**DO THIS:**
Below you will find a set of lines. Repeat them all exactly.

[START OF DATA PROVIDED]

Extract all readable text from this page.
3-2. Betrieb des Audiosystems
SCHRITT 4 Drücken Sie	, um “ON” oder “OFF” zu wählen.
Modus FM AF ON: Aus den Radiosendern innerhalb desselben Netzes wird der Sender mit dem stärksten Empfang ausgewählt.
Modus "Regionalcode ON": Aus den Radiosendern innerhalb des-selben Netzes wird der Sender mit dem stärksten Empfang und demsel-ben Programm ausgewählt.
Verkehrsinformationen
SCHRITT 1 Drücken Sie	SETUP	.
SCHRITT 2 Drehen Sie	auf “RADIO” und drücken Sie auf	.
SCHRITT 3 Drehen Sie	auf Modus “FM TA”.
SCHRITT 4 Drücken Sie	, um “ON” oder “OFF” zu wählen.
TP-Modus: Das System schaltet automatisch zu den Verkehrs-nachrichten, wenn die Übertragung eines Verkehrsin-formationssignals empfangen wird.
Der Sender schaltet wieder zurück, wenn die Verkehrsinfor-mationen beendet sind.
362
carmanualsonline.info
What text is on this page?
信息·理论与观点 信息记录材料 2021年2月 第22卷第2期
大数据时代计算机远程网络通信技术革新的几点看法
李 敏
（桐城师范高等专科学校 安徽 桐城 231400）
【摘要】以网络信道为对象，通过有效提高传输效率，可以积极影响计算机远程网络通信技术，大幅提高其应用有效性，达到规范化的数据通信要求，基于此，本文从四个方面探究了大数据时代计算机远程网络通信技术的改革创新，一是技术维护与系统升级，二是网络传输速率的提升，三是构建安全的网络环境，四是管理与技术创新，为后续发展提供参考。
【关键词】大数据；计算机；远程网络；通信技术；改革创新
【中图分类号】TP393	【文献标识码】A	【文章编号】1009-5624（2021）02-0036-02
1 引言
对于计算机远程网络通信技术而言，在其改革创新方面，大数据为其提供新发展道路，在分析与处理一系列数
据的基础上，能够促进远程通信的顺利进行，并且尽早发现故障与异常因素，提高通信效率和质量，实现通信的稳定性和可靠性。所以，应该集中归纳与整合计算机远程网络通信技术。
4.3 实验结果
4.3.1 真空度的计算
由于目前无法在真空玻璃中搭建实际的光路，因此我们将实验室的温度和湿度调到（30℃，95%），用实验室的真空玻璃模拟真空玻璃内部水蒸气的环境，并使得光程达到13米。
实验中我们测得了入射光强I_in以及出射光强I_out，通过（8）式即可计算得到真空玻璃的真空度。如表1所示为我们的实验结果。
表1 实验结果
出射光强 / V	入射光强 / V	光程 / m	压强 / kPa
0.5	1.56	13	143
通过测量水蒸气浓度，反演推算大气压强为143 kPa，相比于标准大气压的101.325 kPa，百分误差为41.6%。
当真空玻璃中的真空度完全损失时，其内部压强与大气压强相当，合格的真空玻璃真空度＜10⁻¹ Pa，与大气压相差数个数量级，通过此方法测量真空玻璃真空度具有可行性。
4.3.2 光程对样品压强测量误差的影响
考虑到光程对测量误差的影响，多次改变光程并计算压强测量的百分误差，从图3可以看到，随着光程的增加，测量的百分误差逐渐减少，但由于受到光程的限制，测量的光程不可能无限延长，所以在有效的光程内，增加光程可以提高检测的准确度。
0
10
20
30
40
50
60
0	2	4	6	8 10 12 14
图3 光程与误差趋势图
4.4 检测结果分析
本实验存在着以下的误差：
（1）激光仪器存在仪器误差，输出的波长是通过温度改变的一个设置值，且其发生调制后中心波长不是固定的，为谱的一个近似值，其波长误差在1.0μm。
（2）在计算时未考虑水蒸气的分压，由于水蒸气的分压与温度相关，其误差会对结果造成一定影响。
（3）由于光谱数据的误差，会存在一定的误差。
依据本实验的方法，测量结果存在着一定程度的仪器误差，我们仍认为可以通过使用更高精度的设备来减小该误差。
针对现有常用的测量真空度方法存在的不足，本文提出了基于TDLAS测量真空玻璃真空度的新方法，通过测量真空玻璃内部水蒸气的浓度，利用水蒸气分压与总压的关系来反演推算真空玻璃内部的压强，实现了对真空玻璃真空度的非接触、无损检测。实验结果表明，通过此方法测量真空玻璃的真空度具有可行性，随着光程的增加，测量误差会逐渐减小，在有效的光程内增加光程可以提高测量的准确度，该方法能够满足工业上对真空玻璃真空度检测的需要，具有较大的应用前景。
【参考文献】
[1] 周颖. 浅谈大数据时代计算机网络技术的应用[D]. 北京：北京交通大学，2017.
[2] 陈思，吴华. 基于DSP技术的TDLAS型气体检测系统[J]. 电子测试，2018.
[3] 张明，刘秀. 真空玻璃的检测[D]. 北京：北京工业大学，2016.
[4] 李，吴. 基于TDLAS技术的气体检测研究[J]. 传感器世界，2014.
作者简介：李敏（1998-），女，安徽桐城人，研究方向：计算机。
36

[END OF DATA PROVIDED]

**OUTPUT FOR THIS EXERCISE:**
Extract all readable text from this page.
3-2. Betrieb des Audiosystems
SCHRITT 4 Drücken Sie	, um “ON” oder “OFF” zu wählen.
Modus FM AF ON: Aus den Radiosendern innerhalb desselben Netzes wird der Sender mit dem stärksten Empfang ausgewählt.
Modus "Regionalcode ON": Aus den Radiosendern innerhalb des-selben Netzes wird der Sender mit dem stärksten Empfang und demsel-ben Programm ausgewählt.
Verkehrsinformationen
SCHRITT 1 Drücken Sie	SETUP	.
SCHRITT 2 Drehen Sie	auf “RADIO” und drücken Sie auf	.
SCHRITT 3 Drehen Sie	auf Modus “FM TA”.
SCHRITT 4 Drücken Sie	, um “ON” oder “OFF” zu wählen.
TP-Modus: Das System schaltet automatisch zu den Verkehrs-nachrichten, wenn die Übertragung eines Verkehrsin-formationssignals empfangen wird.
Der Sender schaltet wieder zurück, wenn die Verkehrsinfor-mationen beendet sind.
362
carmanualsonline.info
What text is on this page?
信息·理论与观点 信息记录材料 2021年2月 第22卷第2期
大数据时代计算机远程网络通信技术革新的几点看法
李 敏
（桐城师范高等专科学校 安徽 桐城 231400）
【摘要】以网络信道为对象，通过有效提高传输效率，可以积极影响计算机远程网络通信技术，大幅提高其应用有效性，达到规范化的数据通信要求，基于此，本文从四个方面探究了大数据时代计算机远程网络通信技术的改革创新，一是技术维护与系统升级，二是网络传输速率的提升，三是构建安全的网络环境，四是管理与技术创新，为后续发展提供参考。
【关键词】大数据；计算机；远程网络；通信技术；改革创新
【中图分类号】TP393	【文献标识码】A	【文章编号】1009-5624（2021）02-0036-02
1 引言
对于计算机远程网络通信技术而言，在其改革创新方面，大数据为其提供新发展道路，在分析与处理一系列数
据的基础上，能够促进远程通信的顺利进行，并且尽早发现故障与异常因素，提高通信效率和质量，实现通信的稳定性和可靠性。所以，应该集中归纳与整合计算机远程网络通信技术。
4.3 实验结果
4.3.1 真空度的计算
由于目前无法在真空玻璃中搭建实际的光路，因此我们将实验室的温度和湿度调到（30℃，95%），用实验室的真空玻璃模拟真空玻璃内部水蒸气的环境，并使得光程达到13米。
实验中我们测得了入射光强I_in以及出射光强I_out，通过（8）式即可计算得到真空玻璃的真空度。如表1所示为我们的实验结果。
表1 实验结果
出射光强 / V	入射光强 / V	光程 / m	压强 / kPa
0.5	1.56	13	143
通过测量水蒸气浓度，反演推算大气压强为143 kPa，相比于标准大气压的101.325 kPa，百分误差为41.6%。
当真空玻璃中的真空度完全损失时，其内部压强与大气压强相当，合格的真空玻璃真空度＜10⁻¹ Pa，与大气压相差数个数量级，通过此方法测量真空玻璃真空度具有可行性。
4.3.2 光程对样品压强测量误差的影响
考虑到光程对测量误差的影响，多次改变光程并计算压强测量的百分误差，从图3可以看到，随着光程的增加，测量的百分误差逐渐减少，但由于受到光程的限制，测量的光程不可能无限延长，所以在有效的光程内，增加光程可以提高检测的准确度。
0
10
20
30
40
50
60
0	2	4	6	8 10 12 14
图3 光程与误差趋势图
4.4 检测结果分析
本实验存在着以下的误差：
（1）激光仪器存在仪器误差，输出的波长是通过温度改变的一个设置值，且其发生调制后中心波长不是固定的，为谱的一个近似值，其波长误差在1.0μm。
（2）在计算时未考虑水蒸气的分压，由于水蒸气的分压与温度相关，其误差会对结果造成一定影响。
（3）由于光谱数据的误差，会存在一定的误差。
依据本实验的方法，测量结果存在着一定程度的仪器误差，我们仍认为可以通过使用更高精度的设备来减小该误差。
针对现有常用的测量真空度方法存在的不足，本文提出了基于TDLAS测量真空玻璃真空度的新方法，通过测量真空玻璃内部水蒸气的浓度，利用水蒸气分压与总压的关系来反演推算真空玻璃内部的压强，实现了对真空玻璃真空度的非接触、无损检测。实验结果表明，通过此方法测量真空玻璃的真空度具有可行性，随着光程的增加，测量误差会逐渐减小，在有效的光程内增加光程可以提高测量的准确度，该方法能够满足工业上对真空玻璃真空度检测的需要，具有较大的应用前景。
【参考文献】
[1] 周颖. 浅谈大数据时代计算机网络技术的应用[D]. 北京：北京交通大学，2017.
[2] 陈思，吴华. 基于DSP技术的TDLAS型气体检测系统[J]. 电子测试，2018.
[3] 张明，刘秀. 真空玻璃的检测[D]. 北京：北京工业大学，2016.
[4] 李，吴. 基于TDLAS技术的气体检测研究[J]. 传感器世界，2014.
作者简介：李敏（1998-），女，安徽桐城人，研究方向：计算机。
36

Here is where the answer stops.